EXERCISE GOAL: Exactly reproduce the entries, dropping any pictures from your copy.

::::::

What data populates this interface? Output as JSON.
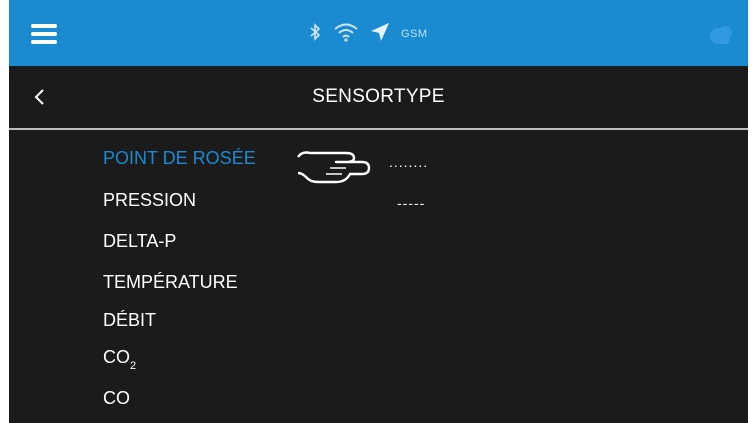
{
  "topbar": {
    "status_gsm": "GSM",
    "accent_color": "#1a8ad1",
    "icons": [
      "menu-icon",
      "bluetooth-icon",
      "wifi-icon",
      "location-arrow-icon",
      "cloud-icon"
    ]
  },
  "header": {
    "title": "SENSORTYPE",
    "back_icon": "chevron-left-icon"
  },
  "sensor_list": {
    "items": [
      {
        "label": "POINT DE ROSÉE",
        "value": "........",
        "active": true
      },
      {
        "label": "PRESSION",
        "value": "-----",
        "active": false
      },
      {
        "label": "DELTA-P",
        "value": "",
        "active": false
      },
      {
        "label": "TEMPÉRATURE",
        "value": "",
        "active": false
      },
      {
        "label": "DÉBIT",
        "value": "",
        "active": false
      },
      {
        "label": "CO",
        "subscript": "2",
        "value": "",
        "active": false
      },
      {
        "label": "CO",
        "value": "",
        "active": false
      }
    ],
    "pointer_icon": "pointing-hand-icon"
  }
}
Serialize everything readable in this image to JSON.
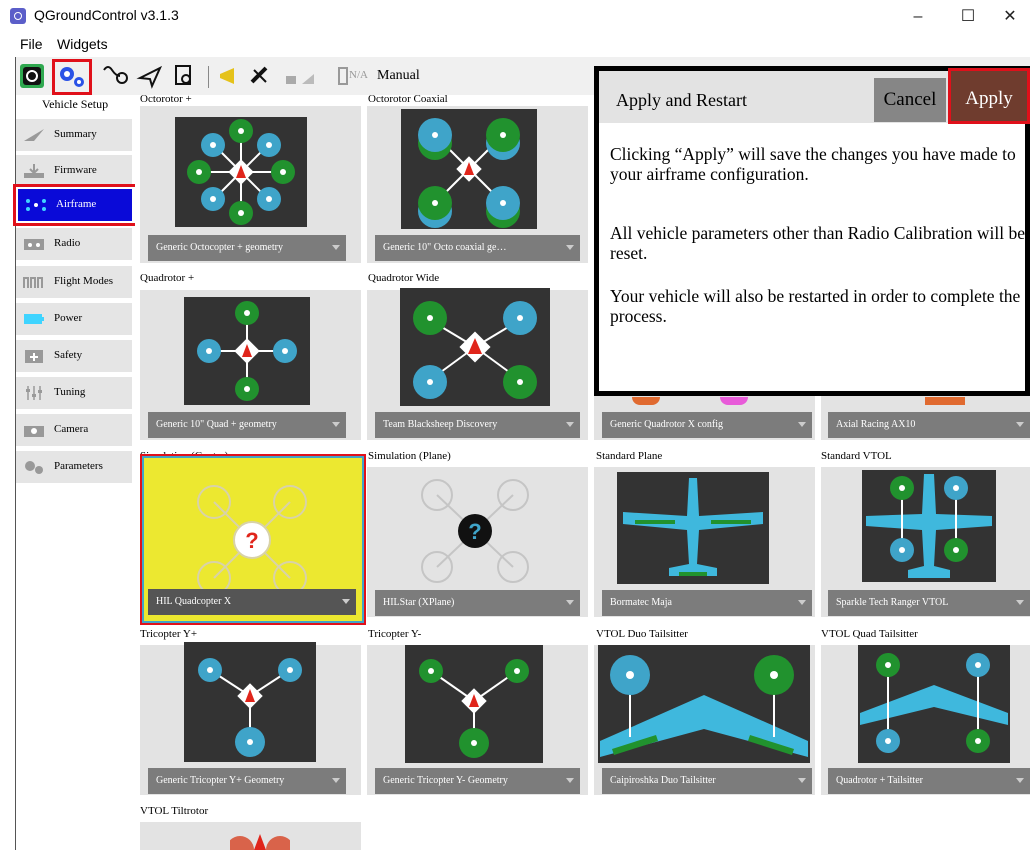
{
  "window": {
    "title": "QGroundControl v3.1.3",
    "minimize": "–",
    "maximize": "☐",
    "close": "✕"
  },
  "menu": {
    "file": "File",
    "widgets": "Widgets"
  },
  "toolbar": {
    "battery": "N/A",
    "mode": "Manual"
  },
  "nav": {
    "header": "Vehicle Setup",
    "items": [
      "Summary",
      "Firmware",
      "Airframe",
      "Radio",
      "Flight Modes",
      "Power",
      "Safety",
      "Tuning",
      "Camera",
      "Parameters"
    ],
    "selected": "Airframe"
  },
  "airframes": {
    "row0": [
      {
        "title": "Octorotor +",
        "combo": "Generic Octocopter + geometry"
      },
      {
        "title": "Octorotor Coaxial",
        "combo": "Generic 10\" Octo coaxial ge…"
      }
    ],
    "row1": [
      {
        "title": "Quadrotor +",
        "combo": "Generic 10\" Quad + geometry"
      },
      {
        "title": "Quadrotor Wide",
        "combo": "Team Blacksheep Discovery"
      },
      {
        "title": "",
        "combo": "Generic Quadrotor X config"
      },
      {
        "title": "",
        "combo": "Axial Racing AX10"
      }
    ],
    "row2": [
      {
        "title": "Simulation (Copter)",
        "combo": "HIL Quadcopter X"
      },
      {
        "title": "Simulation (Plane)",
        "combo": "HILStar (XPlane)"
      },
      {
        "title": "Standard Plane",
        "combo": "Bormatec Maja"
      },
      {
        "title": "Standard VTOL",
        "combo": "Sparkle Tech Ranger VTOL"
      }
    ],
    "row3": [
      {
        "title": "Tricopter Y+",
        "combo": "Generic Tricopter Y+ Geometry"
      },
      {
        "title": "Tricopter Y-",
        "combo": "Generic Tricopter Y- Geometry"
      },
      {
        "title": "VTOL Duo Tailsitter",
        "combo": "Caipiroshka Duo Tailsitter"
      },
      {
        "title": "VTOL Quad Tailsitter",
        "combo": "Quadrotor + Tailsitter"
      }
    ],
    "row4": [
      {
        "title": "VTOL Tiltrotor"
      }
    ]
  },
  "dialog": {
    "title": "Apply and Restart",
    "cancel": "Cancel",
    "apply": "Apply",
    "para1": "Clicking “Apply” will save the changes you have made to your airframe configuration.",
    "para2": "All vehicle parameters other than Radio Calibration will be reset.",
    "para3": "Your vehicle will also be restarted in order to complete the process."
  },
  "colors": {
    "selected_nav": "#0a0ad8",
    "highlight": "#e0101a",
    "sim_bg": "#ece830",
    "motor_green": "#21922e",
    "motor_blue": "#3fa4c9",
    "dialog_apply": "#6f3c2e"
  }
}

::::::

IN RESPONSE:
What data populates this interface? Output as JSON.
{
  "topbar": {
    "status_gsm": "GSM",
    "accent_color": "#1a8ad1",
    "icons": [
      "menu-icon",
      "bluetooth-icon",
      "wifi-icon",
      "location-arrow-icon",
      "cloud-icon"
    ]
  },
  "header": {
    "title": "SENSORTYPE",
    "back_icon": "chevron-left-icon"
  },
  "sensor_list": {
    "items": [
      {
        "label": "POINT DE ROSÉE",
        "value": "........",
        "active": true
      },
      {
        "label": "PRESSION",
        "value": "-----",
        "active": false
      },
      {
        "label": "DELTA-P",
        "value": "",
        "active": false
      },
      {
        "label": "TEMPÉRATURE",
        "value": "",
        "active": false
      },
      {
        "label": "DÉBIT",
        "value": "",
        "active": false
      },
      {
        "label": "CO",
        "subscript": "2",
        "value": "",
        "active": false
      },
      {
        "label": "CO",
        "value": "",
        "active": false
      }
    ],
    "pointer_icon": "pointing-hand-icon"
  }
}
Serialize everything readable in this image to JSON.
{
  "window": {
    "title": "QGroundControl v3.1.3",
    "minimize": "–",
    "maximize": "☐",
    "close": "✕"
  },
  "menu": {
    "file": "File",
    "widgets": "Widgets"
  },
  "toolbar": {
    "battery": "N/A",
    "mode": "Manual"
  },
  "nav": {
    "header": "Vehicle Setup",
    "items": [
      "Summary",
      "Firmware",
      "Airframe",
      "Radio",
      "Flight Modes",
      "Power",
      "Safety",
      "Tuning",
      "Camera",
      "Parameters"
    ],
    "selected": "Airframe"
  },
  "airframes": {
    "row0": [
      {
        "title": "Octorotor +",
        "combo": "Generic Octocopter + geometry"
      },
      {
        "title": "Octorotor Coaxial",
        "combo": "Generic 10\" Octo coaxial ge…"
      }
    ],
    "row1": [
      {
        "title": "Quadrotor +",
        "combo": "Generic 10\" Quad + geometry"
      },
      {
        "title": "Quadrotor Wide",
        "combo": "Team Blacksheep Discovery"
      },
      {
        "title": "",
        "combo": "Generic Quadrotor X config"
      },
      {
        "title": "",
        "combo": "Axial Racing AX10"
      }
    ],
    "row2": [
      {
        "title": "Simulation (Copter)",
        "combo": "HIL Quadcopter X"
      },
      {
        "title": "Simulation (Plane)",
        "combo": "HILStar (XPlane)"
      },
      {
        "title": "Standard Plane",
        "combo": "Bormatec Maja"
      },
      {
        "title": "Standard VTOL",
        "combo": "Sparkle Tech Ranger VTOL"
      }
    ],
    "row3": [
      {
        "title": "Tricopter Y+",
        "combo": "Generic Tricopter Y+ Geometry"
      },
      {
        "title": "Tricopter Y-",
        "combo": "Generic Tricopter Y- Geometry"
      },
      {
        "title": "VTOL Duo Tailsitter",
        "combo": "Caipiroshka Duo Tailsitter"
      },
      {
        "title": "VTOL Quad Tailsitter",
        "combo": "Quadrotor + Tailsitter"
      }
    ],
    "row4": [
      {
        "title": "VTOL Tiltrotor"
      }
    ]
  },
  "dialog": {
    "title": "Apply and Restart",
    "cancel": "Cancel",
    "apply": "Apply",
    "para1": "Clicking “Apply” will save the changes you have made to your airframe configuration.",
    "para2": "All vehicle parameters other than Radio Calibration will be reset.",
    "para3": "Your vehicle will also be restarted in order to complete the process."
  },
  "colors": {
    "selected_nav": "#0a0ad8",
    "highlight": "#e0101a",
    "sim_bg": "#ece830",
    "motor_green": "#21922e",
    "motor_blue": "#3fa4c9",
    "dialog_apply": "#6f3c2e"
  }
}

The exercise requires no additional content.